■ **WHAT YOU NEED TO DO**: Search the material and gather each line with "text" in it.

■ **EXTRACTED MATERIAL**:

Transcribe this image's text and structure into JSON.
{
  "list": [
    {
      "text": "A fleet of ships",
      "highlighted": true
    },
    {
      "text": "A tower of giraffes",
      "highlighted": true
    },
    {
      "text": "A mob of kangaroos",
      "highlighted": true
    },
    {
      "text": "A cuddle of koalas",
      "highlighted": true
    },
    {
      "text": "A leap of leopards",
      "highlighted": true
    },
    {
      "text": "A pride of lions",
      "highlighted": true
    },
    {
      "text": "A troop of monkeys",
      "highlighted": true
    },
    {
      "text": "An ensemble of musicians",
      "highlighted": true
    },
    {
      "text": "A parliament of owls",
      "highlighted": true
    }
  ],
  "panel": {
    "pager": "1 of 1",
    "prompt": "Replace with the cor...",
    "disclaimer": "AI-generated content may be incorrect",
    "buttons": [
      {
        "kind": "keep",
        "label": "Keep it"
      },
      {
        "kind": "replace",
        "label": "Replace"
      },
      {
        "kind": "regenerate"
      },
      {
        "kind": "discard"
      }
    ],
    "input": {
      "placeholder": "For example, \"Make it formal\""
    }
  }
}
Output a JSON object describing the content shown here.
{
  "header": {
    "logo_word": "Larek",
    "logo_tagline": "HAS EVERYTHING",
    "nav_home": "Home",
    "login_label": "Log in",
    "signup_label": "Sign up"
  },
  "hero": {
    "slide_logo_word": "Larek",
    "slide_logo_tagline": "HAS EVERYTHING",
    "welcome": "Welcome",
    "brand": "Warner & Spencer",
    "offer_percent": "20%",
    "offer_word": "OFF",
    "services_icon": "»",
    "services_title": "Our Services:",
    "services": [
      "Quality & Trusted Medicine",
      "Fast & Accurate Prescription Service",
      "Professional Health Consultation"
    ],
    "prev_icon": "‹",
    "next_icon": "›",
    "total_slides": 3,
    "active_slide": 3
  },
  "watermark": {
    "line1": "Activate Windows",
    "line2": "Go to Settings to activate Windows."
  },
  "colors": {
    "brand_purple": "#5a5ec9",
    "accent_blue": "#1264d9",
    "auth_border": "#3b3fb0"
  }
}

■ **ANSWER TO THE TASK**:
Transcribe this image's text and structure into JSON.
      "text": "A fleet of ships",
      "text": "A tower of giraffes",
      "text": "A mob of kangaroos",
      "text": "A cuddle of koalas",
      "text": "A leap of leopards",
      "text": "A pride of lions",
      "text": "A troop of monkeys",
      "text": "An ensemble of musicians",
      "text": "A parliament of owls",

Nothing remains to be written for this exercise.